▶ EXERCISE DETAILS:
Look through the lines below and extract any with the word "JSON".

● ● ●

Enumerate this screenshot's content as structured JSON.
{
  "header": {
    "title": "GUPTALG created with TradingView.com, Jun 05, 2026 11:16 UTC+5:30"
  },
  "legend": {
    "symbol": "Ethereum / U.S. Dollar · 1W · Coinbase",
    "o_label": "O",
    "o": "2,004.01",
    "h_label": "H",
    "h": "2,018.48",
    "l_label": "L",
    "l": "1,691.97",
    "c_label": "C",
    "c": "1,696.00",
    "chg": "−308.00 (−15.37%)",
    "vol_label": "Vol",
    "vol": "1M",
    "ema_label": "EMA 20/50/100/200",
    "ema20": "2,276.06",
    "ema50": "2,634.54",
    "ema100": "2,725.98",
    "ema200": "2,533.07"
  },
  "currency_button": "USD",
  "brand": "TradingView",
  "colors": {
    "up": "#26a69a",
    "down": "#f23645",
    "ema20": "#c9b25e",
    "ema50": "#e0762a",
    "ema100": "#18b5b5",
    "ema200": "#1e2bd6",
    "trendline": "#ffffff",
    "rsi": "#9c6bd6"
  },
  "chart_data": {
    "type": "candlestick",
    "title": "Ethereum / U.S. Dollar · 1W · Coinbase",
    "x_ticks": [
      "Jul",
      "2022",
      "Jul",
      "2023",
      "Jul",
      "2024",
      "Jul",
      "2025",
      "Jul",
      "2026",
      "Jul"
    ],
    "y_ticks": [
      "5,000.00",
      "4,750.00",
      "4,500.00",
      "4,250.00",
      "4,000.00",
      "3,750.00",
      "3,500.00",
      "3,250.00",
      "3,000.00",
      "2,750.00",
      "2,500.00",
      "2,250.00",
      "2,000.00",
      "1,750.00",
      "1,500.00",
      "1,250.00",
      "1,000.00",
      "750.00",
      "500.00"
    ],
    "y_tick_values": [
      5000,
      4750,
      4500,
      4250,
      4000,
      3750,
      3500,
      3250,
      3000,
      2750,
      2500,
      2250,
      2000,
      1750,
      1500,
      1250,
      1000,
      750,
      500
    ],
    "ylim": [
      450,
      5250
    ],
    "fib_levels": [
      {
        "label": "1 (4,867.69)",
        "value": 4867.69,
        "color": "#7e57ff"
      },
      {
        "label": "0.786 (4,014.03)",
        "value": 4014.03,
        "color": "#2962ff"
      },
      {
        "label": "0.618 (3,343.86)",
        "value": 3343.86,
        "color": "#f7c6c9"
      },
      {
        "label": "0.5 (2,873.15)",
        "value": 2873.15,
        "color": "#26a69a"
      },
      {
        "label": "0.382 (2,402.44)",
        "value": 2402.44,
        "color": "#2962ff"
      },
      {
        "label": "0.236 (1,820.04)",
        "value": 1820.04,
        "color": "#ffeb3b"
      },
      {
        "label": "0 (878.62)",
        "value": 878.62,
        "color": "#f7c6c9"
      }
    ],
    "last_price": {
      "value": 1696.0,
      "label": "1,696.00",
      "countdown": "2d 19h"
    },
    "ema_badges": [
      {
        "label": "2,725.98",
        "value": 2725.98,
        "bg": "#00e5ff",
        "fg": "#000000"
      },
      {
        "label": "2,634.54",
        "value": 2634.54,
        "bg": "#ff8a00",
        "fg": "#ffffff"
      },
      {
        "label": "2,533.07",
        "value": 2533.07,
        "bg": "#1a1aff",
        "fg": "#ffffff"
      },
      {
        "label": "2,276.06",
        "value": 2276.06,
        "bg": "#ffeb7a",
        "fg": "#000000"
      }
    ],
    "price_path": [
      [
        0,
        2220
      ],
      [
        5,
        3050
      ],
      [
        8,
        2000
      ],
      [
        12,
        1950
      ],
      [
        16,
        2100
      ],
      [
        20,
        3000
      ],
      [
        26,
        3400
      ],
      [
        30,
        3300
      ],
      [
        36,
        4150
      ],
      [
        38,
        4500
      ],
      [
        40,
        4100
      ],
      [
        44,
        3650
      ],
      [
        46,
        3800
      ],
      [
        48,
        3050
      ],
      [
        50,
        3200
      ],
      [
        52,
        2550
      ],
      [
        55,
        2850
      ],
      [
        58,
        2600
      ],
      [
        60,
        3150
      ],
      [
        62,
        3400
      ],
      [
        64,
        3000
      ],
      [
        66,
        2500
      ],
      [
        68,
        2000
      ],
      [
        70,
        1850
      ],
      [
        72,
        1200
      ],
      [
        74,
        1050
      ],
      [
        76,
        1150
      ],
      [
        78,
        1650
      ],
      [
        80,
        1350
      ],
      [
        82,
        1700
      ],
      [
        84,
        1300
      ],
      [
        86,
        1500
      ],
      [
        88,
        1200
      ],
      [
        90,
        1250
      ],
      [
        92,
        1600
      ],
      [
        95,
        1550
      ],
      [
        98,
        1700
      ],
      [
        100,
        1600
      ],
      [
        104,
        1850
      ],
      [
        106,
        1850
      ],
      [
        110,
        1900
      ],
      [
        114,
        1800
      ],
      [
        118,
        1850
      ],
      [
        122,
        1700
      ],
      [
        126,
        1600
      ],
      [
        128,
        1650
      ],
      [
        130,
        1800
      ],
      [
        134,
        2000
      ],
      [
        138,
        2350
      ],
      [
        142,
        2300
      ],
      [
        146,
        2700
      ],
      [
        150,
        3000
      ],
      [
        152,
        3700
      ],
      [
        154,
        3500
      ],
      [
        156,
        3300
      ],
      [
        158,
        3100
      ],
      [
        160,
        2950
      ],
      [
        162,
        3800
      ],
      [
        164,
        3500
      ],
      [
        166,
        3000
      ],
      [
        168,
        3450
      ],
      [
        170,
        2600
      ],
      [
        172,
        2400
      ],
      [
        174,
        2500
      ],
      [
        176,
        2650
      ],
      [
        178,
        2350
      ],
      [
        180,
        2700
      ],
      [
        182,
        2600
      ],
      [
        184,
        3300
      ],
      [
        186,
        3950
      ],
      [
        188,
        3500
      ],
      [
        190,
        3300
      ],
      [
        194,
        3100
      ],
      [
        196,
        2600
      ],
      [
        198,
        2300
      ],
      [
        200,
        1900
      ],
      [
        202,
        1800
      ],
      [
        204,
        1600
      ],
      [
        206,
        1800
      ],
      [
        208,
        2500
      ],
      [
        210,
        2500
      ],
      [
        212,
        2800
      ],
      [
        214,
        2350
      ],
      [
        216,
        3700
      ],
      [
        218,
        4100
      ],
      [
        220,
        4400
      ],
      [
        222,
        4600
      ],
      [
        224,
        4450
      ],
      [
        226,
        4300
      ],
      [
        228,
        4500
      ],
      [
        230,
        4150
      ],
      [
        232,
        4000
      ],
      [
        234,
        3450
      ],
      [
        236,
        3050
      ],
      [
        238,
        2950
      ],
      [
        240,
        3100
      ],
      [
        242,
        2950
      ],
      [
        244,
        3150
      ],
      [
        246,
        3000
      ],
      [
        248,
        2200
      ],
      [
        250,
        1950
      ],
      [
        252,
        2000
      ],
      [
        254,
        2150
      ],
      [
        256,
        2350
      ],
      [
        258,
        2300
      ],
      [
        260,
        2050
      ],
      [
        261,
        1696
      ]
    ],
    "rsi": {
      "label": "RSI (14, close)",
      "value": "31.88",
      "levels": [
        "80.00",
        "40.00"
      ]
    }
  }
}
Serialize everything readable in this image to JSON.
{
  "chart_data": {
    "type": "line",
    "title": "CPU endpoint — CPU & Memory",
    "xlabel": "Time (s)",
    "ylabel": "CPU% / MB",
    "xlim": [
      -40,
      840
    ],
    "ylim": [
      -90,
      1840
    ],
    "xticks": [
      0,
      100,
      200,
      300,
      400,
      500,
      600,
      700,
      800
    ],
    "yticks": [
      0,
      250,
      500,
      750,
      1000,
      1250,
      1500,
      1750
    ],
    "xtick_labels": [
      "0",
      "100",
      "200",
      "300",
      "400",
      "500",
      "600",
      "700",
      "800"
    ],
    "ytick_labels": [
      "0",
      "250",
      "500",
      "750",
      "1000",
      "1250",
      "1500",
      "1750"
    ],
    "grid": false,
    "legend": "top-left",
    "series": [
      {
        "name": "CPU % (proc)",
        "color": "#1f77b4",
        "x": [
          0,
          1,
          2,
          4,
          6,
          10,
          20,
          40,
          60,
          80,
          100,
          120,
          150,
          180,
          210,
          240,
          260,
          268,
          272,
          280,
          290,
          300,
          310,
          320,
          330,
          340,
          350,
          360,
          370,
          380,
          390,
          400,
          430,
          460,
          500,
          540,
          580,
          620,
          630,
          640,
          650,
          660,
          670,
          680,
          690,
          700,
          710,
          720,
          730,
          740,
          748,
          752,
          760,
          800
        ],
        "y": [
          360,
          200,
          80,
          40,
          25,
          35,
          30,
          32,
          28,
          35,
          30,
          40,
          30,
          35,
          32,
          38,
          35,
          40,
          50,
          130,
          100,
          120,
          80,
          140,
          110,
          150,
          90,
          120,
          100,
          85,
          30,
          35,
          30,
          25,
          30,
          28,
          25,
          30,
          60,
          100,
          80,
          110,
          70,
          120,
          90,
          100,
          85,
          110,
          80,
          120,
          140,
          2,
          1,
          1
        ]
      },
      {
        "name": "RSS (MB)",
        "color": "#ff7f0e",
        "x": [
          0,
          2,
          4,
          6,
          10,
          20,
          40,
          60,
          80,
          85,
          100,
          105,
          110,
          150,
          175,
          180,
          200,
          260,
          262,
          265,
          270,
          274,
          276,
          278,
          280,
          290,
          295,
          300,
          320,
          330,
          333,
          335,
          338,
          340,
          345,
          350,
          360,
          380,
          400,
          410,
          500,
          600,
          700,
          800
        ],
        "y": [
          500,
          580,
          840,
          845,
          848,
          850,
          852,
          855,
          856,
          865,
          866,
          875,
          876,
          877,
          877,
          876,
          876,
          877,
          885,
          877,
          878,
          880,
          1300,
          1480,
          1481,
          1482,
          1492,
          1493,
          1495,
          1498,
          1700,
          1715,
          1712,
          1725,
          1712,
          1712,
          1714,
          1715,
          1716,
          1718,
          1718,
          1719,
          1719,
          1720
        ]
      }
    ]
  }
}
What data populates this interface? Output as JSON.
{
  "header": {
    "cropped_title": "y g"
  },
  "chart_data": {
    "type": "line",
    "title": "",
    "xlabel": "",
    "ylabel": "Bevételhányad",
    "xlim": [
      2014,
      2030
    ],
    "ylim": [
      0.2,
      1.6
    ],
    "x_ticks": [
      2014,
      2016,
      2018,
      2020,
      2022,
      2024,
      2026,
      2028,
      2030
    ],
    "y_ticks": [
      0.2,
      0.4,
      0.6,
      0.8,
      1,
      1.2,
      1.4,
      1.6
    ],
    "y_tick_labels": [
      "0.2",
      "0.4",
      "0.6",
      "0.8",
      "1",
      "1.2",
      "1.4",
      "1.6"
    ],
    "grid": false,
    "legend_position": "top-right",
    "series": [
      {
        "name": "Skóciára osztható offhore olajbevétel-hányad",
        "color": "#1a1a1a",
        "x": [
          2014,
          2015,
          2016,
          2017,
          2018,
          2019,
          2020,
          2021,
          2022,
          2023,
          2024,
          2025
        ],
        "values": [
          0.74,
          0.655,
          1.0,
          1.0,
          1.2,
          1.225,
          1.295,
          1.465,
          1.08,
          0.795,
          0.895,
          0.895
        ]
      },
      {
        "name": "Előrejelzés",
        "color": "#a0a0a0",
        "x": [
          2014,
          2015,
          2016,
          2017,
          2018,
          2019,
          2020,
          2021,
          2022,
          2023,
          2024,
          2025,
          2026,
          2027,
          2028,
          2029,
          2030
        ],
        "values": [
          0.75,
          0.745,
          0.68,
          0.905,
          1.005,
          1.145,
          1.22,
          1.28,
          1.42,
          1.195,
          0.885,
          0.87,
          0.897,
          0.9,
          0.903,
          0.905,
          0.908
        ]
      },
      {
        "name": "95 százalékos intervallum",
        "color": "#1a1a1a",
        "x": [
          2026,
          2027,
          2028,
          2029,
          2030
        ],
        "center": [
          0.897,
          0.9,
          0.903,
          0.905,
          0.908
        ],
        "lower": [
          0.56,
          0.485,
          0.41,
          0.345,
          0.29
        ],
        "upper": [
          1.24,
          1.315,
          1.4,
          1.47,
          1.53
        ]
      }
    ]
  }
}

● ● ●

▶ RESULT OF THE EXERCISE:
Enumerate this screenshot's content as structured JSON.
Serialize everything readable in this image to JSON.
What data populates this interface? Output as JSON.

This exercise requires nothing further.